# What you will do
Could you format the entries below as a numbered list, leaving out any blank lines, starting with the line that contains "instruction-line2: sau khi" and going on through the line that contains "floor3-stair-room xyxy=(142,98,197,162)"?

# Materials provided

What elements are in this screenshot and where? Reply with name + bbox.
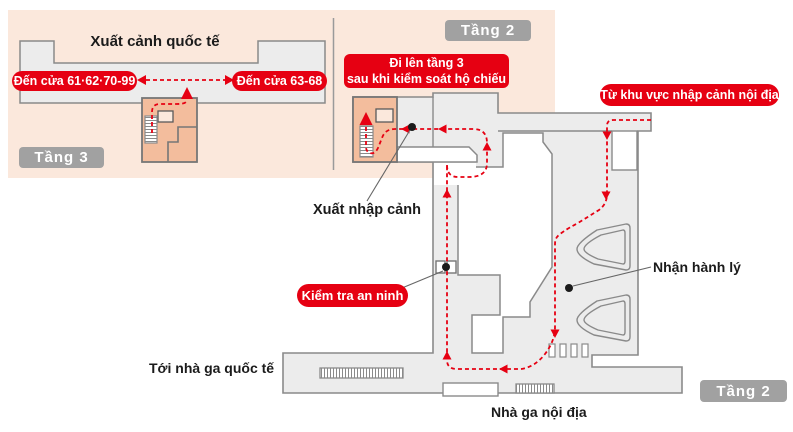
instruction-line2: sau khi kiểm soát hộ chiếu xyxy=(347,71,506,87)
immigration-label: Xuất nhập cảnh xyxy=(313,202,421,218)
security-point xyxy=(442,263,450,271)
domestic-entrance-door xyxy=(443,383,498,396)
from-domestic-badge: Từ khu vực nhập cảnh nội địa xyxy=(600,84,779,106)
immigration-point xyxy=(408,123,416,131)
gate-right-badge: Đến cửa 63-68 xyxy=(232,71,327,91)
domestic-terminal-label: Nhà ga nội địa xyxy=(491,404,587,420)
elevator-icon xyxy=(158,111,173,122)
baggage-label: Nhận hành lý xyxy=(653,259,741,275)
to-international-label: Tới nhà ga quốc tế xyxy=(149,360,274,376)
gate-left-badge: Đến cửa 61·62·70-99 xyxy=(12,71,137,91)
airport-floor-map: Xuất cảnh quốc tế Đến cửa 61·62·70-99 Đế… xyxy=(0,0,793,432)
go-up-instruction-badge: Đi lên tầng 3 sau khi kiểm soát hộ chiếu xyxy=(344,54,509,88)
moving-walkway-icon xyxy=(516,384,554,393)
escalator-icon xyxy=(145,116,157,143)
instruction-line1: Đi lên tầng 3 xyxy=(389,55,463,71)
floor3-stair-room xyxy=(142,98,197,162)
floor2-inset-badge: Tầng 2 xyxy=(445,20,531,41)
floor3-title: Xuất cảnh quốc tế xyxy=(90,33,220,50)
moving-walkway-icon xyxy=(320,368,403,378)
floor2-main-badge: Tầng 2 xyxy=(700,380,787,402)
security-badge: Kiểm tra an ninh xyxy=(297,284,408,307)
elevator-icon xyxy=(376,109,393,122)
top-notch-cutout xyxy=(612,131,637,170)
passport-counter xyxy=(397,147,477,162)
baggage-point xyxy=(565,284,573,292)
floor2-stair-room xyxy=(353,97,397,162)
floor3-badge: Tầng 3 xyxy=(19,147,104,168)
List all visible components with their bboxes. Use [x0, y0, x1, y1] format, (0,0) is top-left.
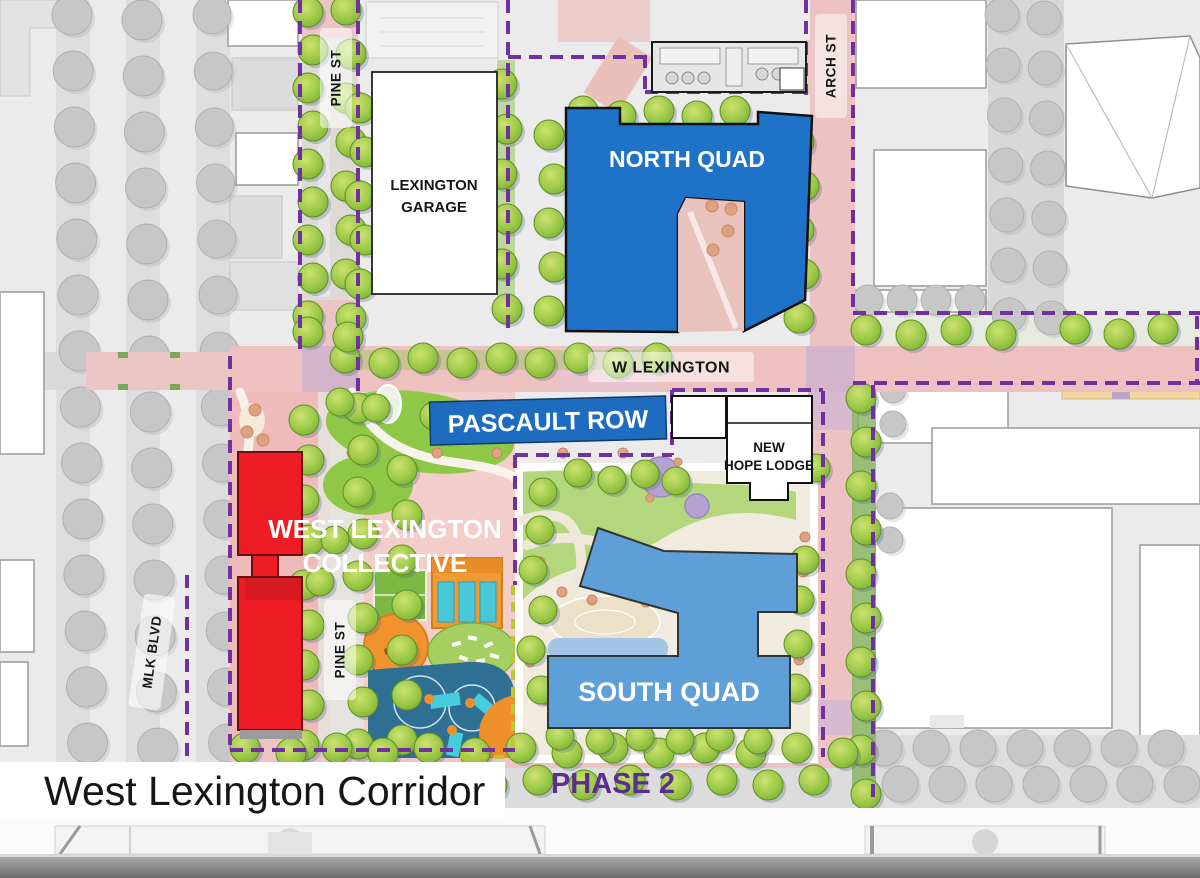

# Problem solution
1. instruction-line2: sau khi kiểm soát hộ chiếu xyxy=(347,71,506,87)
2. immigration-label: Xuất nhập cảnh xyxy=(313,202,421,218)
3. security-point xyxy=(442,263,450,271)
4. domestic-entrance-door xyxy=(443,383,498,396)
5. from-domestic-badge: Từ khu vực nhập cảnh nội địa xyxy=(600,84,779,106)
6. immigration-point xyxy=(408,123,416,131)
7. gate-right-badge: Đến cửa 63-68 xyxy=(232,71,327,91)
8. domestic-terminal-label: Nhà ga nội địa xyxy=(491,404,587,420)
9. elevator-icon xyxy=(158,111,173,122)
10. baggage-label: Nhận hành lý xyxy=(653,259,741,275)
11. to-international-label: Tới nhà ga quốc tế xyxy=(149,360,274,376)
12. gate-left-badge: Đến cửa 61·62·70-99 xyxy=(12,71,137,91)
13. airport-floor-map: Xuất cảnh quốc tế Đến cửa 61·62·70-99 Đế… xyxy=(0,0,793,432)
14. go-up-instruction-badge: Đi lên tầng 3 sau khi kiểm soát hộ chiếu xyxy=(344,54,509,88)
15. moving-walkway-icon xyxy=(516,384,554,393)
16. escalator-icon xyxy=(145,116,157,143)
17. instruction-line1: Đi lên tầng 3 xyxy=(389,55,463,71)
18. floor3-stair-room xyxy=(142,98,197,162)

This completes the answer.